**SET TASK**
From the entries that follow, list every line in which the string "screenshot" appears.

#####

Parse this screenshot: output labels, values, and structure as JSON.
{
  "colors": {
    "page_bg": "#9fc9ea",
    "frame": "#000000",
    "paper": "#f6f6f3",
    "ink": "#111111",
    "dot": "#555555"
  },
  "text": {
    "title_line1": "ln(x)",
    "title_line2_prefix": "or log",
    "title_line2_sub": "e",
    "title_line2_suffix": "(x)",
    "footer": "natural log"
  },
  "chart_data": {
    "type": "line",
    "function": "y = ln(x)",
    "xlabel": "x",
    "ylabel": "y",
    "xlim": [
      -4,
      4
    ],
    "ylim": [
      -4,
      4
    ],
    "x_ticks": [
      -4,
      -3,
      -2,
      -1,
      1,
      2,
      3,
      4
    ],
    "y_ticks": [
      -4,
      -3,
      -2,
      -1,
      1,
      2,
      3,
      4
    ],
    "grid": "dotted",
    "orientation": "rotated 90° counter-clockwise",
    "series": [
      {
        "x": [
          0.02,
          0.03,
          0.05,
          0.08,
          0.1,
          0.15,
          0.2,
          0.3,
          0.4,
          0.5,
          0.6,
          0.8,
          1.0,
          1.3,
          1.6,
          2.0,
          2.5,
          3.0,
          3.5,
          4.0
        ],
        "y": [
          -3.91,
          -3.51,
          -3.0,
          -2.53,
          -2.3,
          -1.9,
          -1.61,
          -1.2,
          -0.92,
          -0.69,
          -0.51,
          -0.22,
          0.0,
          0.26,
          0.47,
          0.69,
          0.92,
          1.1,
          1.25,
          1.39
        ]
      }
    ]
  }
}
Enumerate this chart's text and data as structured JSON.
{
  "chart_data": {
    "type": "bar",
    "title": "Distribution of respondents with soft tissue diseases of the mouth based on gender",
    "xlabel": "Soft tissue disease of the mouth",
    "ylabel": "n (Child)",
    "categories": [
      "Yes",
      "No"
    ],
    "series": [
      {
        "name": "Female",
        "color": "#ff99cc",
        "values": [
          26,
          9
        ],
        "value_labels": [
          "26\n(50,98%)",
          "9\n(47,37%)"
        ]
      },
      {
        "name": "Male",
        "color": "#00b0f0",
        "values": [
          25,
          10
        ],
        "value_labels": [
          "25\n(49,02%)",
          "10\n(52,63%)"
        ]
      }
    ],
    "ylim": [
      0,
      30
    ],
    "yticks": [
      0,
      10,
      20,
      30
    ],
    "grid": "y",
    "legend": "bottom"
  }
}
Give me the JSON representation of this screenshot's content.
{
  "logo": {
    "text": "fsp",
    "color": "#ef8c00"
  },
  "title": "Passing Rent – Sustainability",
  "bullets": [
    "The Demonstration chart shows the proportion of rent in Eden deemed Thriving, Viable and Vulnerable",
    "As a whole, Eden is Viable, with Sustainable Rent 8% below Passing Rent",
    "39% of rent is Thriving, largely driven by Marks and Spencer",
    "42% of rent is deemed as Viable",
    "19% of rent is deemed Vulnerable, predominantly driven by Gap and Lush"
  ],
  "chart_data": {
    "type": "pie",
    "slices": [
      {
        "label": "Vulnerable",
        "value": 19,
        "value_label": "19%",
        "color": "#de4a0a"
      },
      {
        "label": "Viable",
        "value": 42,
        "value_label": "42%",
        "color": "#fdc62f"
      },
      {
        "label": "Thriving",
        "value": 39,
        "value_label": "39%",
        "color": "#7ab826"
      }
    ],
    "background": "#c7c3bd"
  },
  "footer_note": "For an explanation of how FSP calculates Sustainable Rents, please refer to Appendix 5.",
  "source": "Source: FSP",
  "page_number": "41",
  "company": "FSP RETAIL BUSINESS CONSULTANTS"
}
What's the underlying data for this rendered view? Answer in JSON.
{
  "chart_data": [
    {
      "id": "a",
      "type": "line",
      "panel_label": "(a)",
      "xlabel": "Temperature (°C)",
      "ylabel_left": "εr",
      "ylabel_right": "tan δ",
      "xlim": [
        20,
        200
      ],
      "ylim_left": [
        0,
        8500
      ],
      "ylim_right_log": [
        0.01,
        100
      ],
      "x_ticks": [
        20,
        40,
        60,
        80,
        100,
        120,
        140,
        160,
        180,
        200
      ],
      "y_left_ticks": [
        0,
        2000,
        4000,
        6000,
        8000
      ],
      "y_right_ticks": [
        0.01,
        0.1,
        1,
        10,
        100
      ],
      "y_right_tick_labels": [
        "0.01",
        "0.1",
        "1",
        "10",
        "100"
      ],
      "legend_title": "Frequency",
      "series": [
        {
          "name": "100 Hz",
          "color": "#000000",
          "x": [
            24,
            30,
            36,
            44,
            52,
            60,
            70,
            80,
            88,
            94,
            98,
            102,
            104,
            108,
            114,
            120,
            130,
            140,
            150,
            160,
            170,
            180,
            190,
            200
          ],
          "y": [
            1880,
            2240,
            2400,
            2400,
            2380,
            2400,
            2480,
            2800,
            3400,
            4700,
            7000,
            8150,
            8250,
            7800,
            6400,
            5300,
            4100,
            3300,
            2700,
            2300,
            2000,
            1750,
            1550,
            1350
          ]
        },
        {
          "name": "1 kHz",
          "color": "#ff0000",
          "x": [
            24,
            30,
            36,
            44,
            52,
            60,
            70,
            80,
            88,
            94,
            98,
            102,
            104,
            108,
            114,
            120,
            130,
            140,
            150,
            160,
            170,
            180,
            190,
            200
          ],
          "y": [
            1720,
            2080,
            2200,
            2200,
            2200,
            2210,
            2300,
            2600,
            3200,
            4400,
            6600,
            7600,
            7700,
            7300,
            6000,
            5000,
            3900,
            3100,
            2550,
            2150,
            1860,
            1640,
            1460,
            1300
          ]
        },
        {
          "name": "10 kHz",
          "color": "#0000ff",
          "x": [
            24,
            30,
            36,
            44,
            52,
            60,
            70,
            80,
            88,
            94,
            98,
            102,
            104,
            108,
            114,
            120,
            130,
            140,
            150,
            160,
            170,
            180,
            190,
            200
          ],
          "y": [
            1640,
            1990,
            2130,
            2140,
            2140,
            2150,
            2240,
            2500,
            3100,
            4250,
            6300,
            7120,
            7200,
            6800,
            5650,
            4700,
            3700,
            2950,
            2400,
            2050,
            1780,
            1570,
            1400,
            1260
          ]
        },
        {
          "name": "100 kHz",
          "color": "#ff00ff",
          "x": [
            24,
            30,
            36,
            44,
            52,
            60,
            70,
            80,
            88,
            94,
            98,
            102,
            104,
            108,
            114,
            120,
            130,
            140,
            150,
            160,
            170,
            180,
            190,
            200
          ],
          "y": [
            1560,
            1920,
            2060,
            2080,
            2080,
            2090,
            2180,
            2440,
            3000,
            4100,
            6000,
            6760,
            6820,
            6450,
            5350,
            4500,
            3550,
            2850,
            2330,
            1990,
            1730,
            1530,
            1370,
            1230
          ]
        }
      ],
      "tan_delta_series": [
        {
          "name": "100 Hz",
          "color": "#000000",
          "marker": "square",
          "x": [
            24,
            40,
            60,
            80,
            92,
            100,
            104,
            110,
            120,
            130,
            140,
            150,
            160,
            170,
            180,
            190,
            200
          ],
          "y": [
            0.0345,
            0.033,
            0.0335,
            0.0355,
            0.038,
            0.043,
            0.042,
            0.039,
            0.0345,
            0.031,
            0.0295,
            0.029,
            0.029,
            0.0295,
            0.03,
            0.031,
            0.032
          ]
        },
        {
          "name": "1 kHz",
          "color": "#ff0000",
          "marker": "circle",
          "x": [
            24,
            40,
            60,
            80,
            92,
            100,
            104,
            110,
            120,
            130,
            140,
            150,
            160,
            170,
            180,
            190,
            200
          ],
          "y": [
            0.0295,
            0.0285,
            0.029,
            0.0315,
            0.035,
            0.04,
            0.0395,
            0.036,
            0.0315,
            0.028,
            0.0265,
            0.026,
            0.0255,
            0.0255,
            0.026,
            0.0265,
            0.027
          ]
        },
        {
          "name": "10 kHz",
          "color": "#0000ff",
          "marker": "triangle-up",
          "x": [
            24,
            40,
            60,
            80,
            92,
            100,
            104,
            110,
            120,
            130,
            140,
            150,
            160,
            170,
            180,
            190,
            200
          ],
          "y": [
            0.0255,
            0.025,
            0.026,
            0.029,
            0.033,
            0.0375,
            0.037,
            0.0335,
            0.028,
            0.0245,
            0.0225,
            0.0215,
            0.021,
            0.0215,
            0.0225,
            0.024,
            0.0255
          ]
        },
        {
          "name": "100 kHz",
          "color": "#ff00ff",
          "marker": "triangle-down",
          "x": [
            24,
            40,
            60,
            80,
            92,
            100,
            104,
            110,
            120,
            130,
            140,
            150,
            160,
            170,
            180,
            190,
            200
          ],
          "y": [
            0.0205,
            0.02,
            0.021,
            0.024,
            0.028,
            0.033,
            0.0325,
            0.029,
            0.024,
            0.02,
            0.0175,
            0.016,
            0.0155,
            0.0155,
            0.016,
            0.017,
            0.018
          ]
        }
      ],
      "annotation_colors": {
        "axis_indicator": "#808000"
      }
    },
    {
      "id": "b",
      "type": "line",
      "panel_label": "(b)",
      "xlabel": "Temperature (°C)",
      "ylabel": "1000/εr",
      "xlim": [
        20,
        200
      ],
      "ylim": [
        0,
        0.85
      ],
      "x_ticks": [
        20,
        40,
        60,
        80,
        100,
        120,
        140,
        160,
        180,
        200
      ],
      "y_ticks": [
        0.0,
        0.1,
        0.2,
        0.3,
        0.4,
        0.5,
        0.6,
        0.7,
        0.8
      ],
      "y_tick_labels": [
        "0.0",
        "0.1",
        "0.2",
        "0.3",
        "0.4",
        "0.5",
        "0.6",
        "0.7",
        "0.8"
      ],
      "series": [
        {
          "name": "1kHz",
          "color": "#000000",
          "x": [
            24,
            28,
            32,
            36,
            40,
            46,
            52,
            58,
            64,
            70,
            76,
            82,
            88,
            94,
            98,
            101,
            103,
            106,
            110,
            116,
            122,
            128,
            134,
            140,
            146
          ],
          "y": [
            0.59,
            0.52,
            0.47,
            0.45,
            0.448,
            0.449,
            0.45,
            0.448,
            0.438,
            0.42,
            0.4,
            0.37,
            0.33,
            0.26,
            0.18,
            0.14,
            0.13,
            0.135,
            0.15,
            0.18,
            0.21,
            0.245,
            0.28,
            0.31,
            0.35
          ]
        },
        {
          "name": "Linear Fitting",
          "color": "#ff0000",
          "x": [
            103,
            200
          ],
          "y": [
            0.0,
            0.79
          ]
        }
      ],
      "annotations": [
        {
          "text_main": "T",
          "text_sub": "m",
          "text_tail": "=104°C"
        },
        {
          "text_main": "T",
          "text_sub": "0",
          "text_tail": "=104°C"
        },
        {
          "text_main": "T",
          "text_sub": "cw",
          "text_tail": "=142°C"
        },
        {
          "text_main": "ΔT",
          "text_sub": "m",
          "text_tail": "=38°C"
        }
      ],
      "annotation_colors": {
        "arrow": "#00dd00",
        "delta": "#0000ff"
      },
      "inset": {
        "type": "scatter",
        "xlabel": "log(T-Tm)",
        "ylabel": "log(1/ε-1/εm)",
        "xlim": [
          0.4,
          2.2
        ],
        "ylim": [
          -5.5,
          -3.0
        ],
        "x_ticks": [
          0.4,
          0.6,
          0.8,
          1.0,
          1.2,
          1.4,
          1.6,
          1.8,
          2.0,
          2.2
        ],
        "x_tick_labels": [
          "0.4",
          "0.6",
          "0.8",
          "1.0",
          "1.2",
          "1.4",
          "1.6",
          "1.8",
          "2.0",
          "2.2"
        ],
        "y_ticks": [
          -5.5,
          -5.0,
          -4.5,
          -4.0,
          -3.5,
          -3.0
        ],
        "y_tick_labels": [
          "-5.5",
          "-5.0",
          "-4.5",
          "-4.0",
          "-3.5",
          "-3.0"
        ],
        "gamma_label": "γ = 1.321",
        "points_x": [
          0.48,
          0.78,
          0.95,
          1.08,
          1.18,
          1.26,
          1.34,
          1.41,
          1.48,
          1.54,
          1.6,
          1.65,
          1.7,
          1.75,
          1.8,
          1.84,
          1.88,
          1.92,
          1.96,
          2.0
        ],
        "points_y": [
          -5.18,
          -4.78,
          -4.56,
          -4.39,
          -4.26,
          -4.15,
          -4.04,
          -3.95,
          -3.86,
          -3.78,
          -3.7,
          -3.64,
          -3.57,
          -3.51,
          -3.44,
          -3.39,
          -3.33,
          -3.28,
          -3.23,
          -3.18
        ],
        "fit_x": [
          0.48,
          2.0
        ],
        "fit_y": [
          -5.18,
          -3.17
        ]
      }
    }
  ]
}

#####

**FULL RESPONSE**
Parse this screenshot: output labels, values, and structure as JSON.
Give me the JSON representation of this screenshot's content.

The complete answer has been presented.